## Direction
Only a number is wanted: how many lines of the entries include the string "stagione"?

#### Information supplied ####

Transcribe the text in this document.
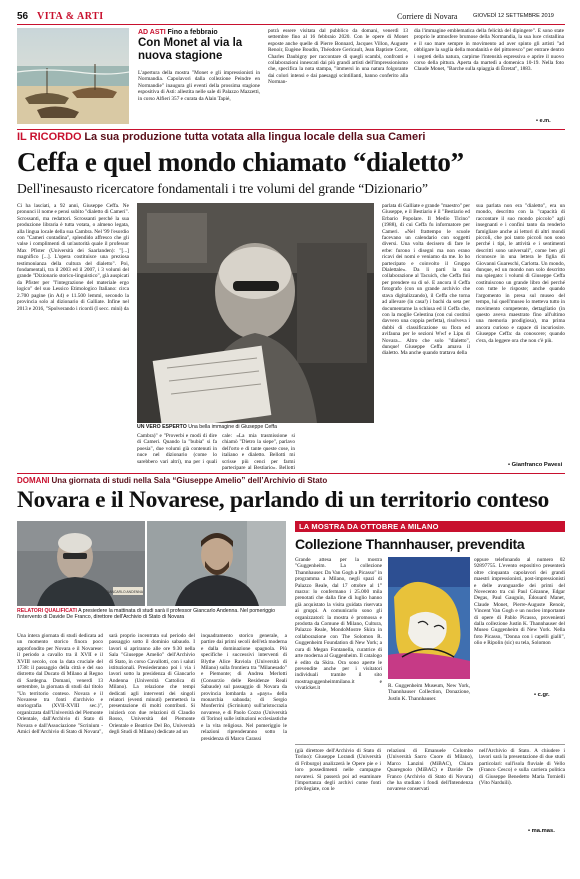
56 VITA & ARTI	Corriere di Novara	GIOVEDÌ 12 SETTEMBRE 2019
AD ASTI Fino a febbraio
Con Monet al via la nuova stagione
L'apertura della mostra "Monet e gli impressionisti in Normandia. Capolavori dalla collezione Peindre en Normandie" inaugura gli eventi della prossima stagione espositiva di Asti: allestita nelle sale di Palazzo Mazzetti, in corso Alfieri 357 e curata da Alain Tapié,
potrà essere visitata dal pubblico da domani, venerdì 13 settembre fino al 16 febbraio 2020. Con le opere di Monet esposte anche quelle di Pierre Bonnard, Jacques Villon, Auguste Renoir, Eugène Boudin, Théodore Gericault, Jean Baptiste Corot, Charles Daubigny per raccontare di quegli scambi, confronti e collaborazioni innescati dai più grandi artisti dell'Impressionismo che, specifica la nota stampa, "immersi in una natura folgorante dai colori intensi e dai paesaggi scintillanti, hanno conferito alla Norman-
dia l'immagine emblematica della felicità del dipingere". È sono state proprio le atmosfere brumose della Normandia, la sua luce cristallina e il suo mare sempre in movimento ad aver spinto gli artisti "ad obbligare la soglia della mondanità e del pittoresco" per entrare dentro i segreti della natura, carpirne l'intensità espressiva e aprire il nuovo corso della pittura. Aperta da martedì a domenica 10-19. Nella foto Claude Monet, "Barche sulla spiaggia di Étretat", 1883.
• e.m.
IL RICORDO La sua produzione tutta votata alla lingua locale della sua Cameri
Ceffa e quel mondo chiamato “dialetto”
Dell'inesausto ricercatore fondamentali i tre volumi del grande “Dizionario”
Ci ha lasciati, a 92 anni, Giuseppe Ceffa. Ne pronunci il nome e pensi subito "dialetto di Cameri". Scrossanti, ma redattori. Scrossanti perché la sua produzione libraria è tutta votata, o almeno legata, alla lingua locale della sua Cambra. Nel '99 l'esordio con "Cameri contadina", splendido affresco che gli valse i complimenti di un'autorità quale il professor Max Pfister (Università dei Saarlanden): "[...] magnifico [...]. L'opera costituisce una preziosa testimonianza della cultura del dialetto". Poi, fondamentali, tra il 2003 ed il 2007, i 3 volumi del grande "Dizionario storico-linguistico", già auspicati da Pfister per "l'integrazione del materiale ergo logico" del suo Lessico Etimologico Italiano: circa 2.700 pagine (in A4) e 11.500 lemmi, secondo la provincia solo al dizionario di Galliate. Infine nel 2013 e 2016, "Spolverando i ricordi (I secc. mini) da
UN VERO ESPERTO Una bella immagine di Giuseppe Ceffa
Cambra)" e "Proverbi e modi di dire di Cameri. Quando la "bubia" si fa poesia", due volumi già contenuti in nuce nel dizionario (come lo sarebbero vari altri), ma per i quali
cale: «La mia trasmissione si chiamò "Dietro la siepe", parlavo dell'orto e di tante queste cose, in italiano e dialetto. Bellotti mi scrisse più cenci per farmi partecipare al Bestiario». Bellotti
parlata di Galliate e grande "maestro" per Giuseppe, e il Bestiario è il "Bestiario ed Erbario Popolare. Il Medio Ticino" (1988), di cui Ceffa fu informatore per Cameri. «Nel frattempo le scuole facevano un calendario con soggetti diversi. Una volta decisero di fare le erbe: furono i disegni ma non erano ricavi dei nomi e veniamo da me. Io ho partecipato e coinvolto il Gruppo Dialettale». Da lì partì la sua collaborazione al Tacuich, che Ceffa finì per prendere su di sé. E ancora il Ceffa fotografo (con un grande archivio che stava digitalizzando), il Ceffa che torna ad allevare (in casa!) i bachi da seta per documentarne la schiusa ed il Ceffa che, con la moglie Celestina (con cui costituì davvero una coppia perfetta), risolveva i dubbi di classificazione su flora ed avifauna per le sezioni Wwf e Lipu di Novara... Altro che solo "dialetto", dunque! Giuseppe Ceffa amava il dialetto. Ma anche quando trattava della
sua parlata non era "dialetto", era un mondo, descritto con la "capacità di raccontare il suo mondo piccolo" agli insegnanti e i confini tanto da renderlo famigliare anche ai lettori di altri mondi piccoli, che poi tanto piccoli non sono perché i tipi, le attività e i sentimenti descritti sono universali", come ben gli riconosce in una lettera le figlia di Giovanni Guareschi, Carlotta. Un mondo, dunque, ed un mondo non solo descritto ma spiegato: i volumi di Giuseppe Ceffa costituiscono un grande libro dei perché con tutte le risposte; anche quando l'argomento in presa sul museo del tempo, lui quell'museo lo metteva tutto in movimento competente, dettagliatio (in questo aveva maestrato fino all'ultimo una memoria prodigiosa), ma prima ancora curioso e capace di incuriosire. Giuseppe Ceffa: da conoscere; quando c'era, da leggere ora che non c'è più.
• Gianfranco Pavesi
DOMANI Una giornata di studi nella Sala “Giuseppe Amelio” dell’Archivio di Stato
Novara e il Novarese, parlando di un territorio conteso
GIANCARLO ANDENNA
RELATORI QUALIFICATI A presiedere la mattinata di studi sarà il professor Giancarlo Andenna. Nel pomeriggio l'intervento di Davide De Franco, direttore dell'Archivio di Stato di Novara
Una intera giornata di studi dedicata ad un momento storico finora poco approfondito per Novara e il Novarese: il periodo a cavallo tra il XVII e il XVIII secolo, con la data cruciale del 1738: il passaggio della città e del suo distretto dal Ducato di Milano al Regno di Sardegna. Domani, venerdì 13 settembre, la giornata di studi dal titolo "Un territorio conteso. Novara e il Novarese tra fonti d'archivio e storiografia (XVII-XVIII sec.)", organizzata dall'Università del Piemonte Orientale, dall'Archivio di Stato di Novara e dall'Associazione "Scrinium - Amici dell'Archivio di Stato di Novara",
sarà proprio incentrata sul periodo del passaggio sotto il dominio sabaudo. I lavori si apriranno alle ore 9.30 nella Sala "Giuseppe Amelio" dell'Archivio di Stato, in corso Cavallotti, con i saluti istituzionali. Presiederanno poi i via i lavori sotto la presidenza di Giancarlo Andenna (Università Cattolica di Milano). La relazione che tempi dedicati agli interventi dei singoli relatori (eventi minuti) permetterà la presentazione di molti contributi. Si inizierà con due relazioni di Claudio Rosso, Università del Piemonte Orientale e Beatrice Del Bo, Università degli Studi di Milano) dedicate ad un
inquadramento storico generale, a partire dai primi secoli dell'età moderna e dalla dominazione spagnola. Più specifiche i successivi interventi di Blythe Alice Raviola (Università di Milano) sulla frontiera tra "Milanesado" e Piemonte; di Andrea Merlotti (Consorzio delle Residenze Reali Sabaude) sul passaggio di Novara da provincia lombarda a «pays» della monarchia sabauda; di Sergio Monferrini (Scrinium) sull'aristocrazia novarese, e di Paolo Cozzo (Università di Torino) sulle istituzioni ecclesiastiche e la vita religiosa. Nel pomeriggio le relazioni riprenderanno sotto la presidenza di Marco Carassi
LA MOSTRA DA OTTOBRE A MILANO
Collezione Thannhauser, prevendita
Grande attesa per la mostra "Guggenheim. La collezione Thannhauser. Da Van Gogh a Picasso" in programma a Milano, negli spazi di Palazzo Reale, dal 17 ottobre al 1° marzo: lo confermano i 25.000 mila prenotati che dalla fine di luglio hanno già acquistato la visita guidata riservata ai gruppi. A comunicarlo sono gli organizzatori: la mostra è promossa e prodotta da Comune di Milano, Cultura, Palazzo Reale, MondoMostre Skira in collaborazione con The Solomon R. Guggenheim Foundation di New York; a cura di Megan Fontanella, curatrice di arte moderna al Guggenheim. Il catalogo è edito da Skira. Ora sono aperte le prevendite anche per i visitatori individuali tramite il sito mostraguggenheimmilano.it e vivaticket.it
oppure telefonando al numero 02 92897755. L'evento espositivo presenterà oltre cinquanta capolavori dei grandi maestri impressionisti, post-impressionisti e delle avanguardie dei primi del Novecento tra cui Paul Cézanne, Edgar Degas, Paul Gauguin, Édouard Manet, Claude Monet, Pierre-Auguste Renoir, Vincent Van Gogh e un nucleo importante di opere di Pablo Picasso, provenienti dalla collezione Justin K. Thannhauser del Museo Guggenheim di New York. Nella foto Picasso, "Donna con i capelli gialli", olio e Ripolin (sic) su tela, Solomon
R. Guggenheim Museum, New York, Thannhauser Collection, Donazione, Justin K. Thannhauser.
• c.gr.
(già direttore dell'Archivio di Stato di Torino): Giuseppe Lorandi (Università di Friburgo) analizzerà le Opere pie e i loro possedimenti nelle campagne novaresi. Si passerà poi ad esaminare l'importanza degli archivi come fonti privilegiate, con le
relazioni di Emanuele Colombo (Università Sacro Cuore di Milano), Marco Lanzini (MiBAC), Chiara Quaregnolo (MiBAC) e Davide De Franco (Archivio di Stato di Novara) che ha studiato i fondi dell'Intendenza novarese conservati
nell'Archivio di Stato. A chiudere i lavori sarà la presentazione di due studi particolari: sull'isola fluviale di Vello (Franco Cesco) e sulla carriera politica di Giuseppe Benedetto Maria Tornielli (Vito Narduili).
• ma.mas.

####

## Expected output
2